* Task instructions
Reproduce the data exactly.

* Provided data
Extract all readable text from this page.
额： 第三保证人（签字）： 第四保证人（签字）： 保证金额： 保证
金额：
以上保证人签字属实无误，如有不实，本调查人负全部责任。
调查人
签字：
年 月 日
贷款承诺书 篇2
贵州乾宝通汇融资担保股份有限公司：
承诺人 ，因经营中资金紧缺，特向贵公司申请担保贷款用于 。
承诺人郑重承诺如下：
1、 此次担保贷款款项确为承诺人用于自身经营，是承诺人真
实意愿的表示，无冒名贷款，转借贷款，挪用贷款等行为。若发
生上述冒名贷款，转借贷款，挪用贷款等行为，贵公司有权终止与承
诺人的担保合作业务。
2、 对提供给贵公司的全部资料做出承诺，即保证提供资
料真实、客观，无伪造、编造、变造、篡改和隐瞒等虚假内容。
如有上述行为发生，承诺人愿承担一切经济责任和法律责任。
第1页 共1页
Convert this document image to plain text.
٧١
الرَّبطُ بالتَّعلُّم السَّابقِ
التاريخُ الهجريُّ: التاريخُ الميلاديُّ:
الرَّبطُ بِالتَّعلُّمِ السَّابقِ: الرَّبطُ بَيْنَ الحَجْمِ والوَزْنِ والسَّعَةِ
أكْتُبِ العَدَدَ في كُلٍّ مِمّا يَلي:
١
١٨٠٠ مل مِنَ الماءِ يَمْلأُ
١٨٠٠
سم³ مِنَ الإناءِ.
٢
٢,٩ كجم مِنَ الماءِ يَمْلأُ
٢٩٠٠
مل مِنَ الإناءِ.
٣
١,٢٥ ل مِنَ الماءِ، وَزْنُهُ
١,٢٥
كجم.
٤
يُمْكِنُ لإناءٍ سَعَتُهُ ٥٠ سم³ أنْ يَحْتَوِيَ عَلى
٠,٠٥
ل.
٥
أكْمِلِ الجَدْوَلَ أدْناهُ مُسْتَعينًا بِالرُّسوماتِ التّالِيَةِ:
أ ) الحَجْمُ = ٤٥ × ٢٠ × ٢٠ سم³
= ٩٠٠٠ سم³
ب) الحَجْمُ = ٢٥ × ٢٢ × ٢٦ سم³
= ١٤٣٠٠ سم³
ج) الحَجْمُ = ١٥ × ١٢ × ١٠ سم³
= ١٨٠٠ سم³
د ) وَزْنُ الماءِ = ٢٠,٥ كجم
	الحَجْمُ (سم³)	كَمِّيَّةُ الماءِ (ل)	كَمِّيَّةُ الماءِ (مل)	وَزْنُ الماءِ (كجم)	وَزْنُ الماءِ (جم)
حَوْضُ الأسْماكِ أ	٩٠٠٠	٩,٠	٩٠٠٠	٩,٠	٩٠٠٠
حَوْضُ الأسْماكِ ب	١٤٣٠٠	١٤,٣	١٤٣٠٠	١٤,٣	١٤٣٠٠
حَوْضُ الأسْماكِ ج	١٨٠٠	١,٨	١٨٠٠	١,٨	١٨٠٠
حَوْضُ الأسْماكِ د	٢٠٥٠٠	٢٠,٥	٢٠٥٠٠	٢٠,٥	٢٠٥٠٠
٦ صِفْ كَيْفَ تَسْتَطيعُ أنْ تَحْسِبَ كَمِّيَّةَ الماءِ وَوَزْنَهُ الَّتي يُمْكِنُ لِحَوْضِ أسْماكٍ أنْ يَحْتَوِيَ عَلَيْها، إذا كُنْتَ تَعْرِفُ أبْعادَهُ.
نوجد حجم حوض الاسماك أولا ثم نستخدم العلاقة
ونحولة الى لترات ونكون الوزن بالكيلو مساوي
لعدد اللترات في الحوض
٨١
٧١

* Result below
Extract all readable text from this page.
额： 第三保证人（签字）： 第四保证人（签字）： 保证金额： 保证
金额：
以上保证人签字属实无误，如有不实，本调查人负全部责任。
调查人
签字：
年 月 日
贷款承诺书 篇2
贵州乾宝通汇融资担保股份有限公司：
承诺人 ，因经营中资金紧缺，特向贵公司申请担保贷款用于 。
承诺人郑重承诺如下：
1、 此次担保贷款款项确为承诺人用于自身经营，是承诺人真
实意愿的表示，无冒名贷款，转借贷款，挪用贷款等行为。若发
生上述冒名贷款，转借贷款，挪用贷款等行为，贵公司有权终止与承
诺人的担保合作业务。
2、 对提供给贵公司的全部资料做出承诺，即保证提供资
料真实、客观，无伪造、编造、变造、篡改和隐瞒等虚假内容。
如有上述行为发生，承诺人愿承担一切经济责任和法律责任。
第1页 共1页
Convert this document image to plain text.
٧١
الرَّبطُ بالتَّعلُّم السَّابقِ
التاريخُ الهجريُّ: التاريخُ الميلاديُّ:
الرَّبطُ بِالتَّعلُّمِ السَّابقِ: الرَّبطُ بَيْنَ الحَجْمِ والوَزْنِ والسَّعَةِ
أكْتُبِ العَدَدَ في كُلٍّ مِمّا يَلي:
١
١٨٠٠ مل مِنَ الماءِ يَمْلأُ
١٨٠٠
سم³ مِنَ الإناءِ.
٢
٢,٩ كجم مِنَ الماءِ يَمْلأُ
٢٩٠٠
مل مِنَ الإناءِ.
٣
١,٢٥ ل مِنَ الماءِ، وَزْنُهُ
١,٢٥
كجم.
٤
يُمْكِنُ لإناءٍ سَعَتُهُ ٥٠ سم³ أنْ يَحْتَوِيَ عَلى
٠,٠٥
ل.
٥
أكْمِلِ الجَدْوَلَ أدْناهُ مُسْتَعينًا بِالرُّسوماتِ التّالِيَةِ:
أ ) الحَجْمُ = ٤٥ × ٢٠ × ٢٠ سم³
= ٩٠٠٠ سم³
ب) الحَجْمُ = ٢٥ × ٢٢ × ٢٦ سم³
= ١٤٣٠٠ سم³
ج) الحَجْمُ = ١٥ × ١٢ × ١٠ سم³
= ١٨٠٠ سم³
د ) وَزْنُ الماءِ = ٢٠,٥ كجم
	الحَجْمُ (سم³)	كَمِّيَّةُ الماءِ (ل)	كَمِّيَّةُ الماءِ (مل)	وَزْنُ الماءِ (كجم)	وَزْنُ الماءِ (جم)
حَوْضُ الأسْماكِ أ	٩٠٠٠	٩,٠	٩٠٠٠	٩,٠	٩٠٠٠
حَوْضُ الأسْماكِ ب	١٤٣٠٠	١٤,٣	١٤٣٠٠	١٤,٣	١٤٣٠٠
حَوْضُ الأسْماكِ ج	١٨٠٠	١,٨	١٨٠٠	١,٨	١٨٠٠
حَوْضُ الأسْماكِ د	٢٠٥٠٠	٢٠,٥	٢٠٥٠٠	٢٠,٥	٢٠٥٠٠
٦ صِفْ كَيْفَ تَسْتَطيعُ أنْ تَحْسِبَ كَمِّيَّةَ الماءِ وَوَزْنَهُ الَّتي يُمْكِنُ لِحَوْضِ أسْماكٍ أنْ يَحْتَوِيَ عَلَيْها، إذا كُنْتَ تَعْرِفُ أبْعادَهُ.
نوجد حجم حوض الاسماك أولا ثم نستخدم العلاقة
ونحولة الى لترات ونكون الوزن بالكيلو مساوي
لعدد اللترات في الحوض
٨١
٧١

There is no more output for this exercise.